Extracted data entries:
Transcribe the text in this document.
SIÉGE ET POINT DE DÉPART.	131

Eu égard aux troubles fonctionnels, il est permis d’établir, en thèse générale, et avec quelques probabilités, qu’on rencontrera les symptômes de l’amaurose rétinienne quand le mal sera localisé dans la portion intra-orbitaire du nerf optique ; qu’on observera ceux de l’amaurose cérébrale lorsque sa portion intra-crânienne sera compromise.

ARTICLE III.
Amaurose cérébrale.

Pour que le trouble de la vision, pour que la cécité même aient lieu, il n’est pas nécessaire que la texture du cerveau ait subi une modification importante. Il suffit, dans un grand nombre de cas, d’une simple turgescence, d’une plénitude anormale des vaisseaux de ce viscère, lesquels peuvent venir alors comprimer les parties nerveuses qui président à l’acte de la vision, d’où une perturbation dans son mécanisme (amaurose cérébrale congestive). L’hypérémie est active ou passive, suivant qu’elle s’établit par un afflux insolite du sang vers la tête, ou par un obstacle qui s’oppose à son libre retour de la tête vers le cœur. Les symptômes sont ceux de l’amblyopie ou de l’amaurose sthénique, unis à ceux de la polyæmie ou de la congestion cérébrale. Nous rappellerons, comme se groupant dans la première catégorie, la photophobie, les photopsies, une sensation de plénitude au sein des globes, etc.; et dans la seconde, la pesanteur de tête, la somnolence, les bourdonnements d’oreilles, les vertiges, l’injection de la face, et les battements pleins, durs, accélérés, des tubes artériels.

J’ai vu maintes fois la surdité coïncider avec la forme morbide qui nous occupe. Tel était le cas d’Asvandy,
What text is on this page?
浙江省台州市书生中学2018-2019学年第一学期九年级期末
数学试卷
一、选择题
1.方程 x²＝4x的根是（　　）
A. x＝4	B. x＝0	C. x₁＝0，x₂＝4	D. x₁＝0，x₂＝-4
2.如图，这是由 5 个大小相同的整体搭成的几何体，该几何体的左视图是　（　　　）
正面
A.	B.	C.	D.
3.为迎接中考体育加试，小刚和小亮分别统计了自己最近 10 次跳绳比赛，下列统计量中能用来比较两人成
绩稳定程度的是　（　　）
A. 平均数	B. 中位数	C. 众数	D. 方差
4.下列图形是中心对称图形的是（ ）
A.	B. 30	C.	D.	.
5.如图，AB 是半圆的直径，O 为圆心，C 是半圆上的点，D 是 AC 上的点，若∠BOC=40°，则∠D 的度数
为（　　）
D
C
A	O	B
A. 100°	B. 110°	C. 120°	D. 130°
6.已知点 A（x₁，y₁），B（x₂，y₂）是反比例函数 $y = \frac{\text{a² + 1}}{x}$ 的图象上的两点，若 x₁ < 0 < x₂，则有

### The request
Copy the entries above exactly, leaving none out.

### Full answer
Transcribe the text in this document.
SIÉGE ET POINT DE DÉPART.	131

Eu égard aux troubles fonctionnels, il est permis d’établir, en thèse générale, et avec quelques probabilités, qu’on rencontrera les symptômes de l’amaurose rétinienne quand le mal sera localisé dans la portion intra-orbitaire du nerf optique ; qu’on observera ceux de l’amaurose cérébrale lorsque sa portion intra-crânienne sera compromise.

ARTICLE III.
Amaurose cérébrale.

Pour que le trouble de la vision, pour que la cécité même aient lieu, il n’est pas nécessaire que la texture du cerveau ait subi une modification importante. Il suffit, dans un grand nombre de cas, d’une simple turgescence, d’une plénitude anormale des vaisseaux de ce viscère, lesquels peuvent venir alors comprimer les parties nerveuses qui président à l’acte de la vision, d’où une perturbation dans son mécanisme (amaurose cérébrale congestive). L’hypérémie est active ou passive, suivant qu’elle s’établit par un afflux insolite du sang vers la tête, ou par un obstacle qui s’oppose à son libre retour de la tête vers le cœur. Les symptômes sont ceux de l’amblyopie ou de l’amaurose sthénique, unis à ceux de la polyæmie ou de la congestion cérébrale. Nous rappellerons, comme se groupant dans la première catégorie, la photophobie, les photopsies, une sensation de plénitude au sein des globes, etc.; et dans la seconde, la pesanteur de tête, la somnolence, les bourdonnements d’oreilles, les vertiges, l’injection de la face, et les battements pleins, durs, accélérés, des tubes artériels.

J’ai vu maintes fois la surdité coïncider avec la forme morbide qui nous occupe. Tel était le cas d’Asvandy,
What text is on this page?
浙江省台州市书生中学2018-2019学年第一学期九年级期末
数学试卷
一、选择题
1.方程 x²＝4x的根是（　　）
A. x＝4	B. x＝0	C. x₁＝0，x₂＝4	D. x₁＝0，x₂＝-4
2.如图，这是由 5 个大小相同的整体搭成的几何体，该几何体的左视图是　（　　　）
正面
A.	B.	C.	D.
3.为迎接中考体育加试，小刚和小亮分别统计了自己最近 10 次跳绳比赛，下列统计量中能用来比较两人成
绩稳定程度的是　（　　）
A. 平均数	B. 中位数	C. 众数	D. 方差
4.下列图形是中心对称图形的是（ ）
A.	B. 30	C.	D.	.
5.如图，AB 是半圆的直径，O 为圆心，C 是半圆上的点，D 是 AC 上的点，若∠BOC=40°，则∠D 的度数
为（　　）
D
C
A	O	B
A. 100°	B. 110°	C. 120°	D. 130°
6.已知点 A（x₁，y₁），B（x₂，y₂）是反比例函数 $y = \frac{\text{a² + 1}}{x}$ 的图象上的两点，若 x₁ < 0 < x₂，则有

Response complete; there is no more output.